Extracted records

--

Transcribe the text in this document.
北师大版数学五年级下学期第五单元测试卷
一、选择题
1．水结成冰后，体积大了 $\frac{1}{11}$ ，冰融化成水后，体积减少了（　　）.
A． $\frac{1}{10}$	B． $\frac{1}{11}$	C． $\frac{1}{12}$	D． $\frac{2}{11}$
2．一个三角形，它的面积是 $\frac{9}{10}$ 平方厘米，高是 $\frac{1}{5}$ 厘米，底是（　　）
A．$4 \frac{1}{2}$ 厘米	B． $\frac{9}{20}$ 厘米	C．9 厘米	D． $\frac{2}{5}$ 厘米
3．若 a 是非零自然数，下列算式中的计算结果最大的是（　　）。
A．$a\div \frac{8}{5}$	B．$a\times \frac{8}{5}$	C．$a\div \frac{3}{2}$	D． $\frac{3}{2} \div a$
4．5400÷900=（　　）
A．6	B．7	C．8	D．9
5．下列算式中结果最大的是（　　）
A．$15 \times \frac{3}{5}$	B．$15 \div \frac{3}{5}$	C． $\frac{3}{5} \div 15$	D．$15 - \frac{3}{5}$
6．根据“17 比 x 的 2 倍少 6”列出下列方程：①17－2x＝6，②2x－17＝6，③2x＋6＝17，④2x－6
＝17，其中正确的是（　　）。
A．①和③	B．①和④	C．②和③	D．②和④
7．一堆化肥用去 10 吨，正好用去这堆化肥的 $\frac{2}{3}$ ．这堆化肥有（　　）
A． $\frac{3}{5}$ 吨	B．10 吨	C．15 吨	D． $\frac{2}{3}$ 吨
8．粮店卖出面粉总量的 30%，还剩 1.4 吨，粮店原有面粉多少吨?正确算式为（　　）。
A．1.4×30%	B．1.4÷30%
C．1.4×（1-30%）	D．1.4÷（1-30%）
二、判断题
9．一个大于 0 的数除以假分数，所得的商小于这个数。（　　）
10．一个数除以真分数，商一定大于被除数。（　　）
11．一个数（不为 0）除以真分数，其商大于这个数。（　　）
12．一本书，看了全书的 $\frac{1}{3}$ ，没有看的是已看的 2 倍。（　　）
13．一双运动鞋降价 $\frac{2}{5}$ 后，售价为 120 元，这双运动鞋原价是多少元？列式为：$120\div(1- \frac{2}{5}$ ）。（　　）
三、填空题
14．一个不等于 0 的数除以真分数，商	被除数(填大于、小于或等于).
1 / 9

--

■ **Task requirements**: Find the lines above holding the word "frac" and show them.

■ **Output of the exercise**:
1．水结成冰后，体积大了 $\frac{1}{11}$ ，冰融化成水后，体积减少了（　　）.
A． $\frac{1}{10}$	B． $\frac{1}{11}$	C． $\frac{1}{12}$	D． $\frac{2}{11}$
2．一个三角形，它的面积是 $\frac{9}{10}$ 平方厘米，高是 $\frac{1}{5}$ 厘米，底是（　　）
A．$4 \frac{1}{2}$ 厘米	B． $\frac{9}{20}$ 厘米	C．9 厘米	D． $\frac{2}{5}$ 厘米
A．$a\div \frac{8}{5}$	B．$a\times \frac{8}{5}$	C．$a\div \frac{3}{2}$	D． $\frac{3}{2} \div a$
A．$15 \times \frac{3}{5}$	B．$15 \div \frac{3}{5}$	C． $\frac{3}{5} \div 15$	D．$15 - \frac{3}{5}$
7．一堆化肥用去 10 吨，正好用去这堆化肥的 $\frac{2}{3}$ ．这堆化肥有（　　）
A． $\frac{3}{5}$ 吨	B．10 吨	C．15 吨	D． $\frac{2}{3}$ 吨
12．一本书，看了全书的 $\frac{1}{3}$ ，没有看的是已看的 2 倍。（　　）
13．一双运动鞋降价 $\frac{2}{5}$ 后，售价为 120 元，这双运动鞋原价是多少元？列式为：$120\div(1- \frac{2}{5}$ ）。（　　）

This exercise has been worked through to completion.